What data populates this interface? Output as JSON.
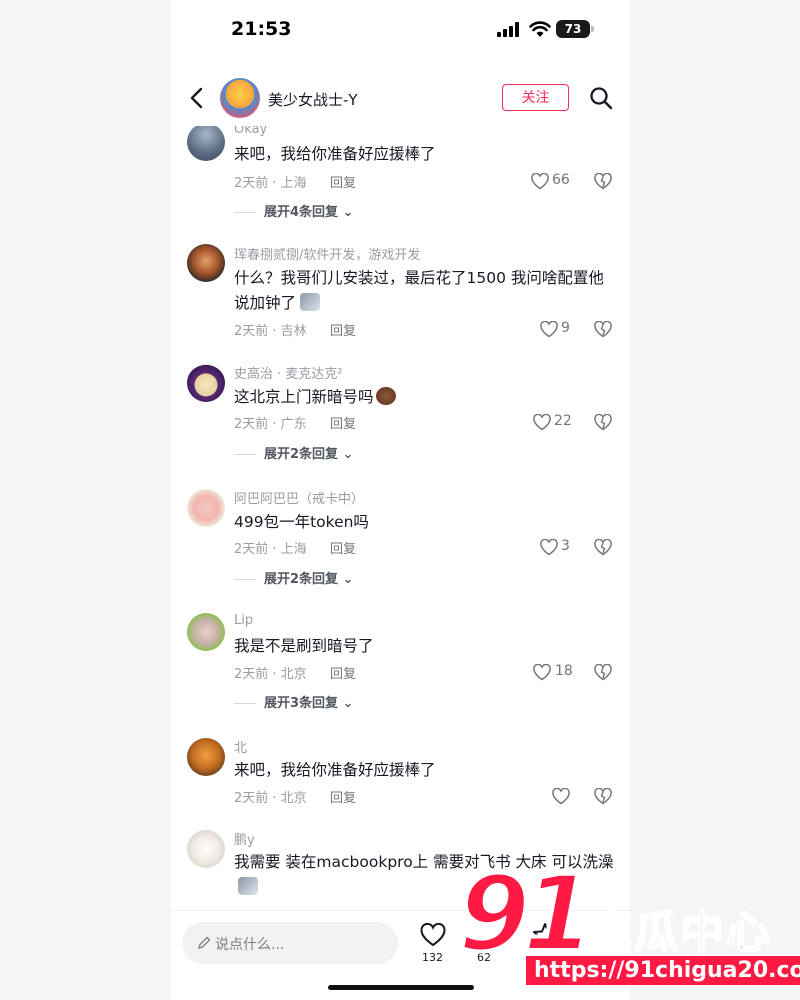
{
  "status_bar": {
    "time": "21:53",
    "battery": "73"
  },
  "header": {
    "username": "美少女战士-Y",
    "follow_label": "关注"
  },
  "comments": [
    {
      "name": "Okay",
      "text": "来吧，我给你准备好应援棒了",
      "time_location": "2天前 · 上海",
      "reply_label": "回复",
      "likes": "66",
      "expand": "展开4条回复"
    },
    {
      "name": "珲春捌贰捌/软件开发，游戏开发",
      "text": "什么？我哥们儿安装过，最后花了1500 我问啥配置他说加钟了",
      "time_location": "2天前 · 吉林",
      "reply_label": "回复",
      "likes": "9"
    },
    {
      "name": "史高治 · 麦克达克²",
      "text": "这北京上门新暗号吗",
      "time_location": "2天前 · 广东",
      "reply_label": "回复",
      "likes": "22",
      "expand": "展开2条回复"
    },
    {
      "name": "阿巴阿巴巴（戒卡中）",
      "text": "499包一年token吗",
      "time_location": "2天前 · 上海",
      "reply_label": "回复",
      "likes": "3",
      "expand": "展开2条回复"
    },
    {
      "name": "Lip",
      "text": "我是不是刷到暗号了",
      "time_location": "2天前 · 北京",
      "reply_label": "回复",
      "likes": "18",
      "expand": "展开3条回复"
    },
    {
      "name": "北",
      "text": "来吧，我给你准备好应援棒了",
      "time_location": "2天前 · 北京",
      "reply_label": "回复",
      "likes": ""
    },
    {
      "name": "鹏y",
      "text": "我需要 装在macbookpro上 需要对飞书 大床 可以洗澡",
      "time_location": "",
      "reply_label": "",
      "likes": ""
    }
  ],
  "bottom_bar": {
    "placeholder": "说点什么...",
    "like_count": "132",
    "star_count": "62"
  },
  "watermark": {
    "number": "91",
    "name": "吃瓜中心",
    "url": "https://91chigua20.com"
  },
  "colors": {
    "accent": "#fe2c55",
    "watermark": "#ff1a44"
  }
}
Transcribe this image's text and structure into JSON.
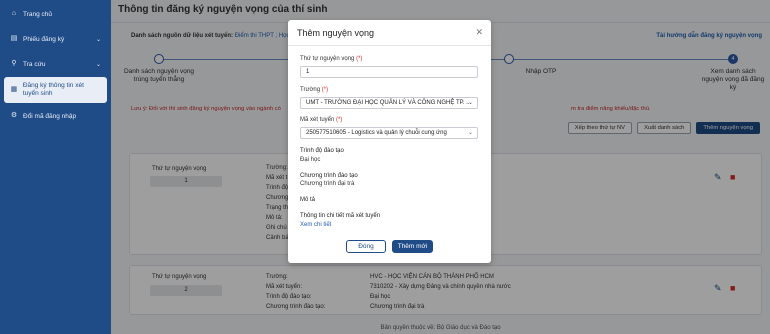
{
  "sidebar": {
    "items": [
      {
        "label": "Trang chủ",
        "icon": "home-icon"
      },
      {
        "label": "Phiếu đăng ký",
        "icon": "document-icon",
        "chevron": true
      },
      {
        "label": "Tra cứu",
        "icon": "search-icon",
        "chevron": true
      },
      {
        "label": "Đăng ký thông tin xét tuyển sinh",
        "icon": "clipboard-icon",
        "active": true
      },
      {
        "label": "Đổi mã đăng nhập",
        "icon": "key-icon"
      }
    ]
  },
  "main": {
    "title": "Thông tin đăng ký nguyện vọng của thí sinh",
    "source_label": "Danh sách nguồn dữ liệu xét tuyển:",
    "source_value": "Điểm thi THPT ; Học",
    "guide_link": "Tài hướng dẫn đăng ký nguyện vọng",
    "steps": [
      {
        "num": "1",
        "label": "Danh sách nguyện vọng trúng tuyển thẳng"
      },
      {
        "num": "3",
        "label": "Nhập OTP"
      },
      {
        "num": "4",
        "label": "Xem danh sách nguyện vọng đã đăng ký"
      }
    ],
    "note_start": "Lưu ý: Đối với thí sinh đăng ký nguyện vọng vào ngành có",
    "note_end": "m tra điểm năng khiếu/đặc thù.",
    "buttons": {
      "sort": "Xếp theo thứ tự NV",
      "export": "Xuất danh sách",
      "add": "Thêm nguyện vọng"
    },
    "cards": [
      {
        "order_label": "Thứ tự nguyện vọng",
        "order_value": "1",
        "keys": [
          "Trường:",
          "Mã xét t",
          "Trình độ",
          "Chương",
          "Trạng th",
          "Mô tả:",
          "Ghi chú",
          "Cảnh bá"
        ],
        "values": []
      },
      {
        "order_label": "Thứ tự nguyện vọng",
        "order_value": "2",
        "keys": [
          "Trường:",
          "Mã xét tuyển:",
          "Trình độ đào tạo:",
          "Chương trình đào tạo:"
        ],
        "values": [
          "HVC - HỌC VIỆN CÁN BỘ THÀNH PHỐ HCM",
          "7310202 - Xây dựng Đảng và chính quyền nhà nước",
          "Đại học",
          "Chương trình đại trà"
        ]
      }
    ],
    "footer": "Bản quyền thuộc về: Bộ Giáo dục và Đào tạo"
  },
  "modal": {
    "title": "Thêm nguyện vọng",
    "order_label": "Thứ tự nguyện vọng",
    "order_value": "1",
    "school_label": "Trường",
    "school_value": "UMT - TRƯỜNG ĐẠI HỌC QUẢN LÝ VÀ CÔNG NGHỆ TP. ...",
    "code_label": "Mã xét tuyển",
    "code_value": "250577510605 - Logistics và quản lý chuỗi cung ứng",
    "req": "(*)",
    "level_label": "Trình độ đào tạo",
    "level_value": "Đại học",
    "program_label": "Chương trình đào tạo",
    "program_value": "Chương trình đại trà",
    "desc_label": "Mô tả",
    "detail_label": "Thông tin chi tiết mã xét tuyển",
    "detail_link": "Xem chi tiết",
    "cancel": "Đóng",
    "submit": "Thêm mới"
  }
}
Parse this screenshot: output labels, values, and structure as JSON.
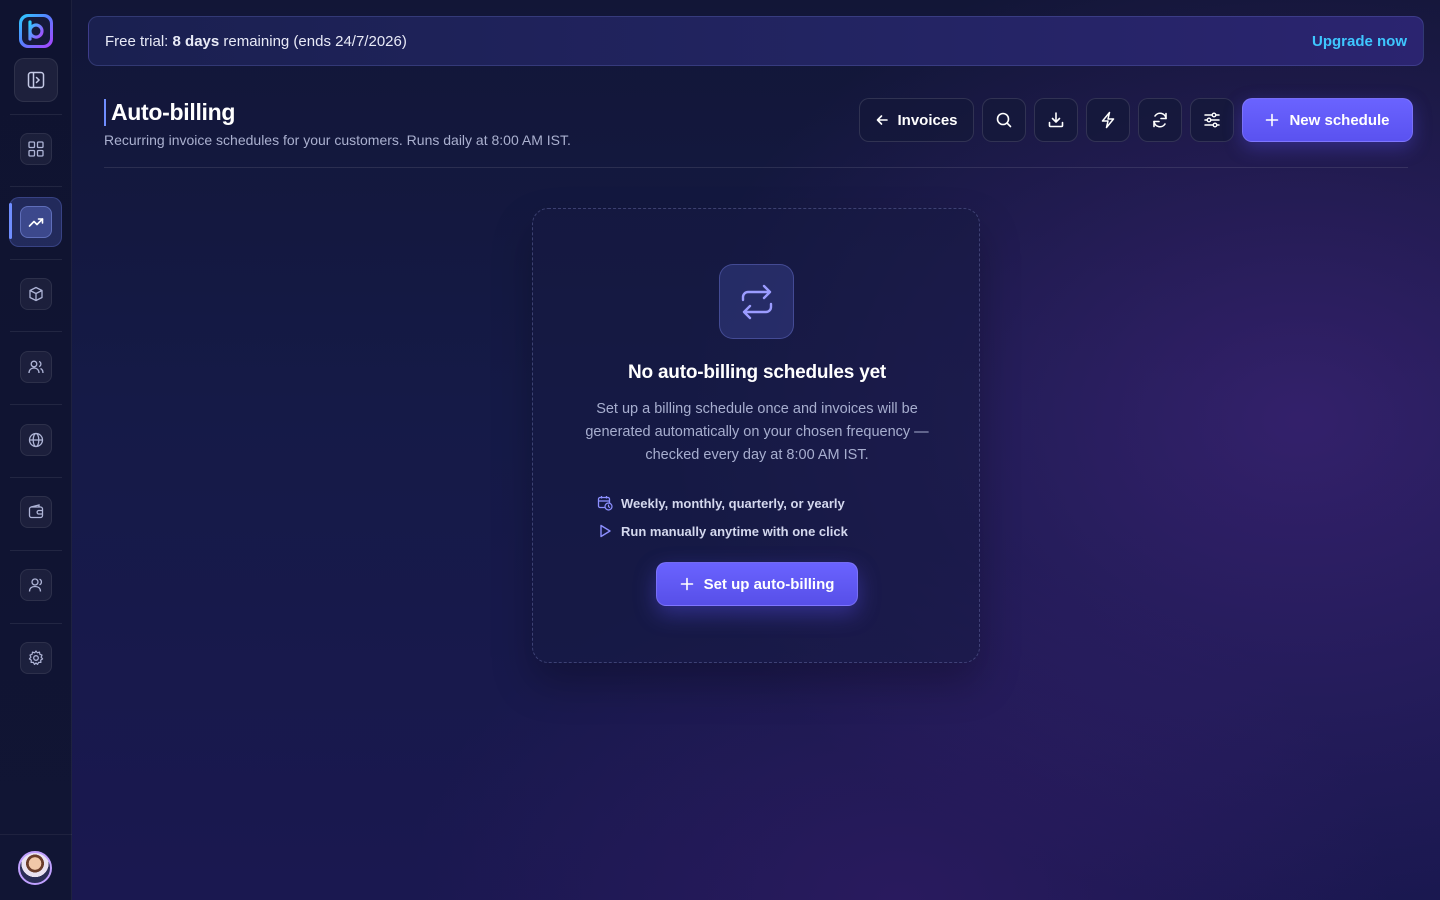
{
  "banner": {
    "prefix": "Free trial: ",
    "days": "8 days",
    "suffix": " remaining (ends 24/7/2026)",
    "upgrade_label": "Upgrade now"
  },
  "header": {
    "title": "Auto-billing",
    "subtitle": "Recurring invoice schedules for your customers. Runs daily at 8:00 AM IST."
  },
  "toolbar": {
    "invoices_label": "Invoices",
    "new_schedule_label": "New schedule"
  },
  "empty_state": {
    "title": "No auto-billing schedules yet",
    "description": "Set up a billing schedule once and invoices will be generated automatically on your chosen frequency — checked every day at 8:00 AM IST.",
    "features": [
      "Weekly, monthly, quarterly, or yearly",
      "Run manually anytime with one click"
    ],
    "cta_label": "Set up auto-billing"
  },
  "sidebar": {
    "items": [
      "dashboard-icon",
      "trending-icon",
      "box-icon",
      "users-icon",
      "globe-icon",
      "wallet-icon",
      "team-icon",
      "gear-icon"
    ],
    "active_item": "trending-icon"
  },
  "colors": {
    "accent": "#6a63ff",
    "link": "#3ec7ff",
    "active_indicator": "#6f8dff"
  }
}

——————————

> _Written instruction_: Print out the material word for word, omitting the pictures.

> _Expected answer_:
What data populates this interface? Output as JSON.
{
  "status_bar": {
    "time": "21:53",
    "battery": "73"
  },
  "header": {
    "username": "美少女战士-Y",
    "follow_label": "关注"
  },
  "comments": [
    {
      "name": "Okay",
      "text": "来吧，我给你准备好应援棒了",
      "time_location": "2天前 · 上海",
      "reply_label": "回复",
      "likes": "66",
      "expand": "展开4条回复"
    },
    {
      "name": "珲春捌贰捌/软件开发，游戏开发",
      "text": "什么？我哥们儿安装过，最后花了1500 我问啥配置他说加钟了",
      "time_location": "2天前 · 吉林",
      "reply_label": "回复",
      "likes": "9"
    },
    {
      "name": "史高治 · 麦克达克²",
      "text": "这北京上门新暗号吗",
      "time_location": "2天前 · 广东",
      "reply_label": "回复",
      "likes": "22",
      "expand": "展开2条回复"
    },
    {
      "name": "阿巴阿巴巴（戒卡中）",
      "text": "499包一年token吗",
      "time_location": "2天前 · 上海",
      "reply_label": "回复",
      "likes": "3",
      "expand": "展开2条回复"
    },
    {
      "name": "Lip",
      "text": "我是不是刷到暗号了",
      "time_location": "2天前 · 北京",
      "reply_label": "回复",
      "likes": "18",
      "expand": "展开3条回复"
    },
    {
      "name": "北",
      "text": "来吧，我给你准备好应援棒了",
      "time_location": "2天前 · 北京",
      "reply_label": "回复",
      "likes": ""
    },
    {
      "name": "鹏y",
      "text": "我需要 装在macbookpro上 需要对飞书 大床 可以洗澡",
      "time_location": "",
      "reply_label": "",
      "likes": ""
    }
  ],
  "bottom_bar": {
    "placeholder": "说点什么...",
    "like_count": "132",
    "star_count": "62"
  },
  "watermark": {
    "number": "91",
    "name": "吃瓜中心",
    "url": "https://91chigua20.com"
  },
  "colors": {
    "accent": "#fe2c55",
    "watermark": "#ff1a44"
  }
}
Transcribe this image's text and structure into JSON.
{
  "sidebar": {
    "items": [
      {
        "label": "Trang chủ",
        "icon": "home-icon"
      },
      {
        "label": "Phiếu đăng ký",
        "icon": "document-icon",
        "chevron": true
      },
      {
        "label": "Tra cứu",
        "icon": "search-icon",
        "chevron": true
      },
      {
        "label": "Đăng ký thông tin xét tuyển sinh",
        "icon": "clipboard-icon",
        "active": true
      },
      {
        "label": "Đổi mã đăng nhập",
        "icon": "key-icon"
      }
    ]
  },
  "main": {
    "title": "Thông tin đăng ký nguyện vọng của thí sinh",
    "source_label": "Danh sách nguồn dữ liệu xét tuyển:",
    "source_value": "Điểm thi THPT ; Học",
    "guide_link": "Tài hướng dẫn đăng ký nguyện vọng",
    "steps": [
      {
        "num": "1",
        "label": "Danh sách nguyện vọng trúng tuyển thẳng"
      },
      {
        "num": "3",
        "label": "Nhập OTP"
      },
      {
        "num": "4",
        "label": "Xem danh sách nguyện vọng đã đăng ký"
      }
    ],
    "note_start": "Lưu ý: Đối với thí sinh đăng ký nguyện vọng vào ngành có",
    "note_end": "m tra điểm năng khiếu/đặc thù.",
    "buttons": {
      "sort": "Xếp theo thứ tự NV",
      "export": "Xuất danh sách",
      "add": "Thêm nguyện vọng"
    },
    "cards": [
      {
        "order_label": "Thứ tự nguyện vọng",
        "order_value": "1",
        "keys": [
          "Trường:",
          "Mã xét t",
          "Trình độ",
          "Chương",
          "Trạng th",
          "Mô tả:",
          "Ghi chú",
          "Cảnh bá"
        ],
        "values": []
      },
      {
        "order_label": "Thứ tự nguyện vọng",
        "order_value": "2",
        "keys": [
          "Trường:",
          "Mã xét tuyển:",
          "Trình độ đào tạo:",
          "Chương trình đào tạo:"
        ],
        "values": [
          "HVC - HỌC VIỆN CÁN BỘ THÀNH PHỐ HCM",
          "7310202 - Xây dựng Đảng và chính quyền nhà nước",
          "Đại học",
          "Chương trình đại trà"
        ]
      }
    ],
    "footer": "Bản quyền thuộc về: Bộ Giáo dục và Đào tạo"
  },
  "modal": {
    "title": "Thêm nguyện vọng",
    "order_label": "Thứ tự nguyện vọng",
    "order_value": "1",
    "school_label": "Trường",
    "school_value": "UMT - TRƯỜNG ĐẠI HỌC QUẢN LÝ VÀ CÔNG NGHỆ TP. ...",
    "code_label": "Mã xét tuyển",
    "code_value": "250577510605 - Logistics và quản lý chuỗi cung ứng",
    "req": "(*)",
    "level_label": "Trình độ đào tạo",
    "level_value": "Đại học",
    "program_label": "Chương trình đào tạo",
    "program_value": "Chương trình đại trà",
    "desc_label": "Mô tả",
    "detail_label": "Thông tin chi tiết mã xét tuyển",
    "detail_link": "Xem chi tiết",
    "cancel": "Đóng",
    "submit": "Thêm mới"
  }
}
Parse this screenshot: output labels, values, and structure as JSON.
{
  "banner": {
    "prefix": "Free trial: ",
    "days": "8 days",
    "suffix": " remaining (ends 24/7/2026)",
    "upgrade_label": "Upgrade now"
  },
  "header": {
    "title": "Auto-billing",
    "subtitle": "Recurring invoice schedules for your customers. Runs daily at 8:00 AM IST."
  },
  "toolbar": {
    "invoices_label": "Invoices",
    "new_schedule_label": "New schedule"
  },
  "empty_state": {
    "title": "No auto-billing schedules yet",
    "description": "Set up a billing schedule once and invoices will be generated automatically on your chosen frequency — checked every day at 8:00 AM IST.",
    "features": [
      "Weekly, monthly, quarterly, or yearly",
      "Run manually anytime with one click"
    ],
    "cta_label": "Set up auto-billing"
  },
  "sidebar": {
    "items": [
      "dashboard-icon",
      "trending-icon",
      "box-icon",
      "users-icon",
      "globe-icon",
      "wallet-icon",
      "team-icon",
      "gear-icon"
    ],
    "active_item": "trending-icon"
  },
  "colors": {
    "accent": "#6a63ff",
    "link": "#3ec7ff",
    "active_indicator": "#6f8dff"
  }
}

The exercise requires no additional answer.